Dataset rows:
****************
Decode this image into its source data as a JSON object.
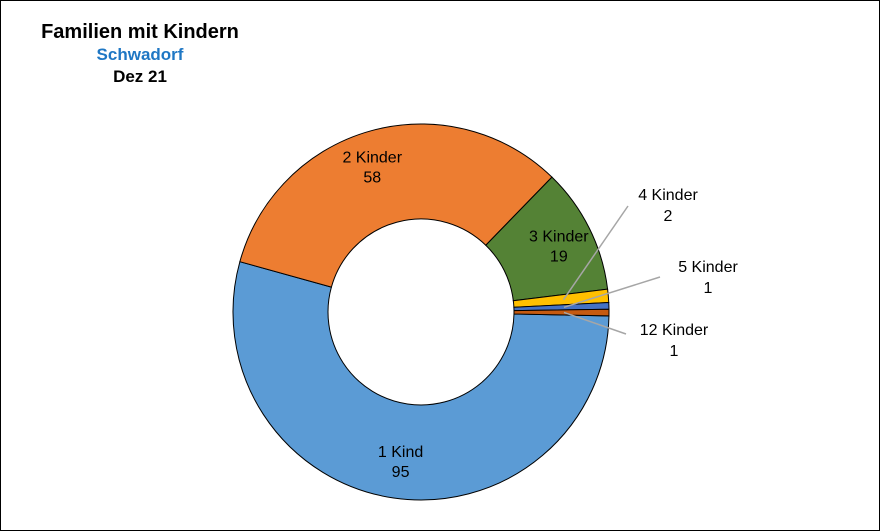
{
  "colors": {
    "title_sub": "#1F77C4"
  },
  "chart_data": {
    "type": "pie",
    "variant": "donut",
    "title": "Familien mit Kindern",
    "subtitle": "Schwadorf",
    "date_label": "Dez 21",
    "legend": "none",
    "slices": [
      {
        "label": "1 Kind",
        "value": 95,
        "color": "#5B9BD5"
      },
      {
        "label": "2 Kinder",
        "value": 58,
        "color": "#ED7D31"
      },
      {
        "label": "3 Kinder",
        "value": 19,
        "color": "#548235"
      },
      {
        "label": "4 Kinder",
        "value": 2,
        "color": "#FFC000"
      },
      {
        "label": "5 Kinder",
        "value": 1,
        "color": "#4472C4"
      },
      {
        "label": "12 Kinder",
        "value": 1,
        "color": "#C55A11"
      }
    ]
  }
}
****************
## PROBLEM TO WORK ON
Set down every record once more, word for word, without pictures.

## FULL SOLUTION
Decode this image into its source data as a JSON object.
{
  "colors": {
    "title_sub": "#1F77C4"
  },
  "chart_data": {
    "type": "pie",
    "variant": "donut",
    "title": "Familien mit Kindern",
    "subtitle": "Schwadorf",
    "date_label": "Dez 21",
    "legend": "none",
    "slices": [
      {
        "label": "1 Kind",
        "value": 95,
        "color": "#5B9BD5"
      },
      {
        "label": "2 Kinder",
        "value": 58,
        "color": "#ED7D31"
      },
      {
        "label": "3 Kinder",
        "value": 19,
        "color": "#548235"
      },
      {
        "label": "4 Kinder",
        "value": 2,
        "color": "#FFC000"
      },
      {
        "label": "5 Kinder",
        "value": 1,
        "color": "#4472C4"
      },
      {
        "label": "12 Kinder",
        "value": 1,
        "color": "#C55A11"
      }
    ]
  }
}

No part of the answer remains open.